Stored records
····················
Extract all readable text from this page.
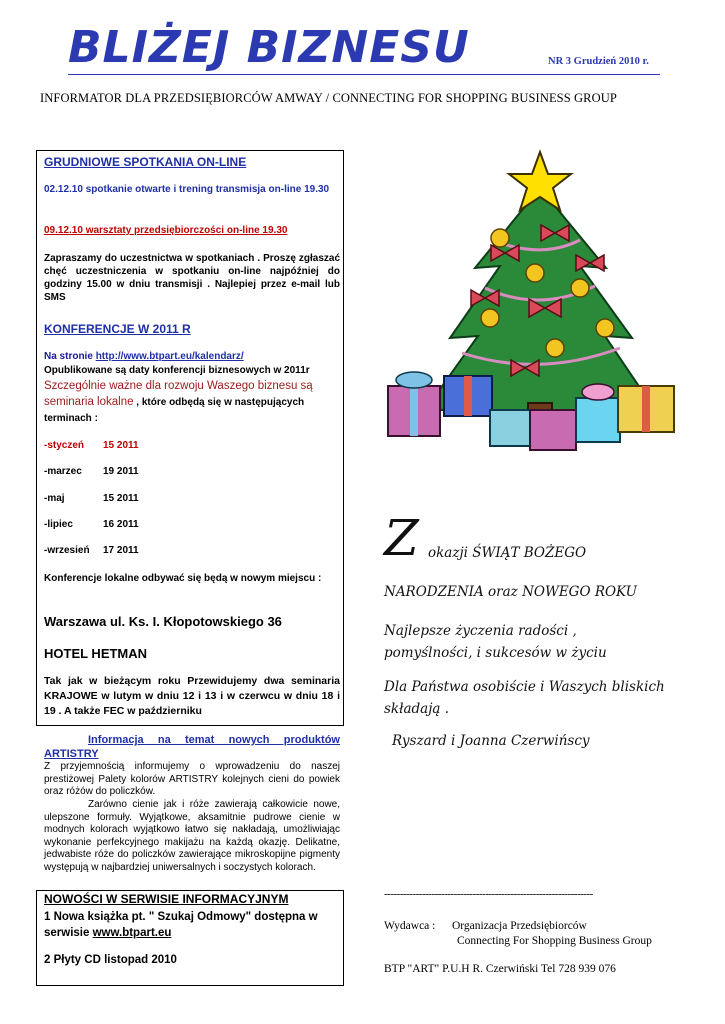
BLIŻEJ BIZNESU	NR 3 Grudzień 2010 r.
INFORMATOR DLA PRZEDSIĘBIORCÓW AMWAY / CONNECTING FOR SHOPPING BUSINESS GROUP
GRUDNIOWE SPOTKANIA ON-LINE
02.12.10 spotkanie otwarte i trening transmisja on-line 19.30
09.12.10 warsztaty przedsiębiorczości on-line 19.30
Zapraszamy do uczestnictwa w spotkaniach . Proszę zgłaszać chęć uczestniczenia w spotkaniu on-line najpóźniej do godziny 15.00 w dniu transmisji . Najlepiej przez e-mail lub SMS
KONFERENCJE W 2011 R
Na stronie http://www.btpart.eu/kalendarz/
Opublikowane są daty konferencji biznesowych w 2011r
Szczególnie ważne dla rozwoju Waszego biznesu są seminaria lokalne , które odbędą się w następujących terminach :
-styczeń 15 2011
-marzec 19 2011
-maj	15 2011
-lipiec	16 2011
-wrzesień 17 2011
Konferencje lokalne odbywać się będą w nowym miejscu :
Warszawa ul. Ks. I. Kłopotowskiego 36
HOTEL HETMAN
Tak jak w bieżącym roku Przewidujemy dwa seminaria KRAJOWE w lutym w dniu 12 i 13 i w czerwcu w dniu 18 i 19 . A także FEC w październiku
Informacja na temat nowych produktów ARTISTRY
Z przyjemnością informujemy o wprowadzeniu do naszej prestiżowej Palety kolorów ARTISTRY kolejnych cieni do powiek oraz różów do policzków.
Zarówno cienie jak i róże zawierają całkowicie nowe, ulepszone formuły. Wyjątkowe, aksamitnie pudrowe cienie w modnych kolorach wyjątkowo łatwo się nakładają, umożliwiając wykonanie perfekcyjnego makijażu na każdą okazję. Delikatne, jedwabiste róże do policzków zawierające mikroskopijne pigmenty występują w najbardziej uniwersalnych i soczystych kolorach.
NOWOŚCI W SERWISIE INFORMACYJNYM
1 Nowa książka pt. " Szukaj Odmowy" dostępna w serwisie www.btpart.eu
2 Płyty CD listopad 2010
Z okazji ŚWIĄT BOŻEGO
NARODZENIA oraz NOWEGO ROKU
Najlepsze życzenia radości , pomyślności, i sukcesów w życiu
Dla Państwa osobiście i Waszych bliskich składają .
Ryszard i Joanna Czerwińscy
------------------------------------------------------------------
Wydawca : Organizacja Przedsiębiorców
Connecting For Shopping Business Group
BTP "ART" P.U.H R. Czerwiński Tel 728 939 076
····················
• [EXERCISE PROMPT]:
Leave every image out, and retype the material exactly.

• [RESULT]:
Extract all readable text from this page.
BLIŻEJ BIZNESU	NR 3 Grudzień 2010 r.
INFORMATOR DLA PRZEDSIĘBIORCÓW AMWAY / CONNECTING FOR SHOPPING BUSINESS GROUP
GRUDNIOWE SPOTKANIA ON-LINE
02.12.10 spotkanie otwarte i trening transmisja on-line 19.30
09.12.10 warsztaty przedsiębiorczości on-line 19.30
Zapraszamy do uczestnictwa w spotkaniach . Proszę zgłaszać chęć uczestniczenia w spotkaniu on-line najpóźniej do godziny 15.00 w dniu transmisji . Najlepiej przez e-mail lub SMS
KONFERENCJE W 2011 R
Na stronie http://www.btpart.eu/kalendarz/
Opublikowane są daty konferencji biznesowych w 2011r
Szczególnie ważne dla rozwoju Waszego biznesu są seminaria lokalne , które odbędą się w następujących terminach :
-styczeń 15 2011
-marzec 19 2011
-maj	15 2011
-lipiec	16 2011
-wrzesień 17 2011
Konferencje lokalne odbywać się będą w nowym miejscu :
Warszawa ul. Ks. I. Kłopotowskiego 36
HOTEL HETMAN
Tak jak w bieżącym roku Przewidujemy dwa seminaria KRAJOWE w lutym w dniu 12 i 13 i w czerwcu w dniu 18 i 19 . A także FEC w październiku
Informacja na temat nowych produktów ARTISTRY
Z przyjemnością informujemy o wprowadzeniu do naszej prestiżowej Palety kolorów ARTISTRY kolejnych cieni do powiek oraz różów do policzków.
Zarówno cienie jak i róże zawierają całkowicie nowe, ulepszone formuły. Wyjątkowe, aksamitnie pudrowe cienie w modnych kolorach wyjątkowo łatwo się nakładają, umożliwiając wykonanie perfekcyjnego makijażu na każdą okazję. Delikatne, jedwabiste róże do policzków zawierające mikroskopijne pigmenty występują w najbardziej uniwersalnych i soczystych kolorach.
NOWOŚCI W SERWISIE INFORMACYJNYM
1 Nowa książka pt. " Szukaj Odmowy" dostępna w serwisie www.btpart.eu
2 Płyty CD listopad 2010
Z okazji ŚWIĄT BOŻEGO
NARODZENIA oraz NOWEGO ROKU
Najlepsze życzenia radości , pomyślności, i sukcesów w życiu
Dla Państwa osobiście i Waszych bliskich składają .
Ryszard i Joanna Czerwińscy
------------------------------------------------------------------
Wydawca : Organizacja Przedsiębiorców
Connecting For Shopping Business Group
BTP "ART" P.U.H R. Czerwiński Tel 728 939 076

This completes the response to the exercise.